# Work instructions
Reply with one number: the count of lines in the records below that hold "image".

Rows from a dataset:

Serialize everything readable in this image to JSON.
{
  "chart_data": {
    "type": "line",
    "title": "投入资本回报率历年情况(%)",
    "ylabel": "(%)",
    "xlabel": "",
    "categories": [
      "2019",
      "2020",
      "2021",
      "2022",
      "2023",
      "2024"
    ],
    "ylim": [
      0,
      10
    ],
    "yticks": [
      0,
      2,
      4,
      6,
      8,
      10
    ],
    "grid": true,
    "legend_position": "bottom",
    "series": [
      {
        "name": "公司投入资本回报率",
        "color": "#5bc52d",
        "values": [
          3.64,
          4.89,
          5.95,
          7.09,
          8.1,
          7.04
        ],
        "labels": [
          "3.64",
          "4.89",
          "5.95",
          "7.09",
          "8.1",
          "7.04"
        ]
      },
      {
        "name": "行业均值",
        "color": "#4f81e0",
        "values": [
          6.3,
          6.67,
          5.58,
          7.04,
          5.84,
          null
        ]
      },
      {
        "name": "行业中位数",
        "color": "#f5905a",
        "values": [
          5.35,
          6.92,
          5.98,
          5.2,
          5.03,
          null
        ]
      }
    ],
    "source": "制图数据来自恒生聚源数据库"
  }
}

* * *

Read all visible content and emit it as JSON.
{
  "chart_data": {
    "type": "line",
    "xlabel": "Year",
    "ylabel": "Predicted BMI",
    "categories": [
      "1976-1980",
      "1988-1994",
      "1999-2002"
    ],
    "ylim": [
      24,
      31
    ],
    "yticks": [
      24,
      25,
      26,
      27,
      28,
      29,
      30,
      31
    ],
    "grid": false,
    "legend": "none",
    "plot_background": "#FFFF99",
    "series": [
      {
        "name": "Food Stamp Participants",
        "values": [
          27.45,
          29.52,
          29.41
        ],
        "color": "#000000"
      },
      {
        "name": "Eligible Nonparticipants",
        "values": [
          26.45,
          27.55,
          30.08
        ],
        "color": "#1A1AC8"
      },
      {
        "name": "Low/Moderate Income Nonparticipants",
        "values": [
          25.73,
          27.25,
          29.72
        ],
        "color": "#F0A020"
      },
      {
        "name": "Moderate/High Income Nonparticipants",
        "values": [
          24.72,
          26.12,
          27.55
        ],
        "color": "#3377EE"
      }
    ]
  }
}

---

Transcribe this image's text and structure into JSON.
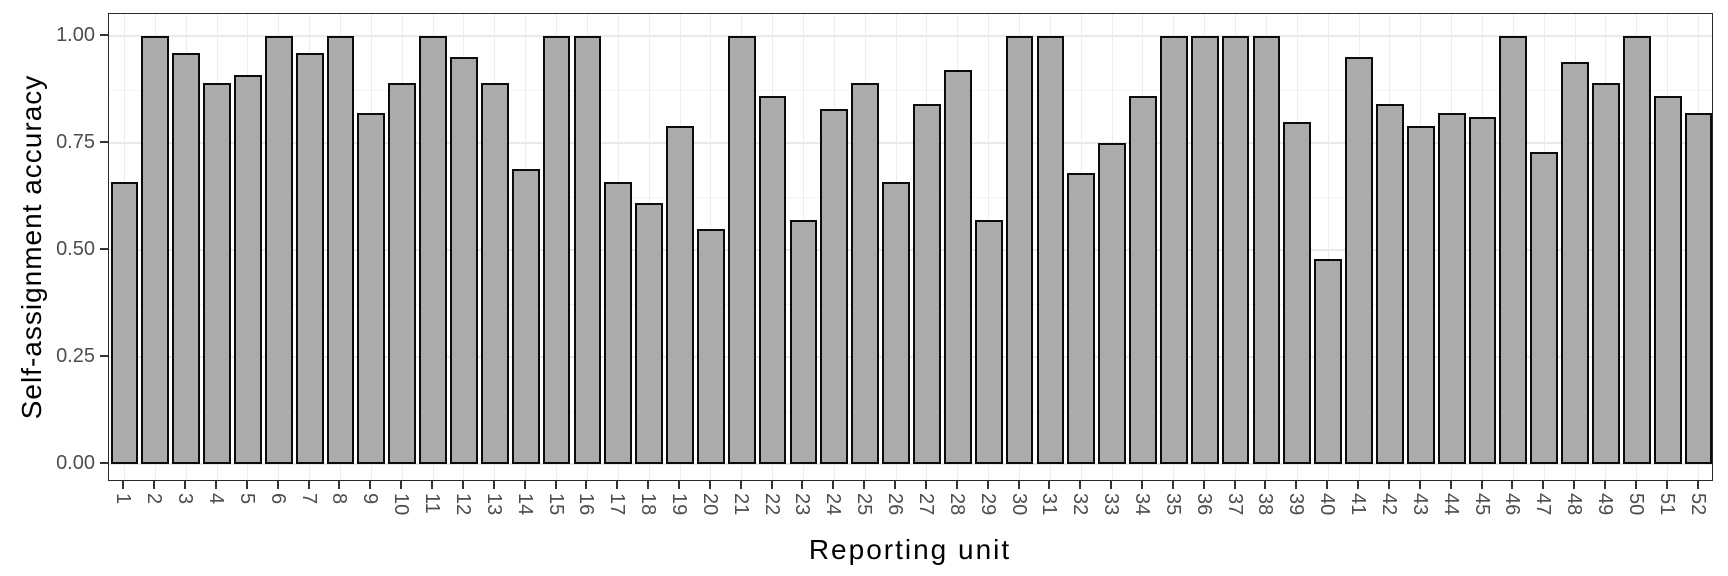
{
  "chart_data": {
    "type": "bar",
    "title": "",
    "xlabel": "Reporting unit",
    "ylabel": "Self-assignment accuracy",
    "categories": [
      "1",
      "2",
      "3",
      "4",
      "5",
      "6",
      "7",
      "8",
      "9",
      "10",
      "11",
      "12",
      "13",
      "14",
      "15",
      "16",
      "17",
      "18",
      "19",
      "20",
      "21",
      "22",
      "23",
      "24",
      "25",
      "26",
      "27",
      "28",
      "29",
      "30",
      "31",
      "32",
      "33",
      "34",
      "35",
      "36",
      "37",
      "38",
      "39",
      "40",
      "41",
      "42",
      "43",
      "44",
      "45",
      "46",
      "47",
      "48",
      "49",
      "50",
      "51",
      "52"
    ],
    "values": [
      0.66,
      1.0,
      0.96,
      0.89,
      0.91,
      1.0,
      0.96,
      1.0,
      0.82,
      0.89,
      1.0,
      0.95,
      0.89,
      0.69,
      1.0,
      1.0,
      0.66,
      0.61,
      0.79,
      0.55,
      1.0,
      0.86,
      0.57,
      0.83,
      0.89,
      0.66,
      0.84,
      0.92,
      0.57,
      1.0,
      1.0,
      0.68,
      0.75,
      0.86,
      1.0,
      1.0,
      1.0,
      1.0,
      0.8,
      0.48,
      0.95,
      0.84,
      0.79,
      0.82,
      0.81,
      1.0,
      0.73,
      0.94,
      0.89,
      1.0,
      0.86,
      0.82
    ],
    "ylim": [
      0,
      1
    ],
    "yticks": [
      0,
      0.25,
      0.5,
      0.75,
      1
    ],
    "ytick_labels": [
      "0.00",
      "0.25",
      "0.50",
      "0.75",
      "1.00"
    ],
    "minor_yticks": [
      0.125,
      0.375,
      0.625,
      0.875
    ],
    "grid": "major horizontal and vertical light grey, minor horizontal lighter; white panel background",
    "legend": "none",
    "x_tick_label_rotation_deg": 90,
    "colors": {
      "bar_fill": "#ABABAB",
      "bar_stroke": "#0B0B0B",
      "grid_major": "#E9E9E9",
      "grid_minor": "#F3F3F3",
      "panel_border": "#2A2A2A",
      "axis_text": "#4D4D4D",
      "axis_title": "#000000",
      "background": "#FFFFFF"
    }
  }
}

# Answer
2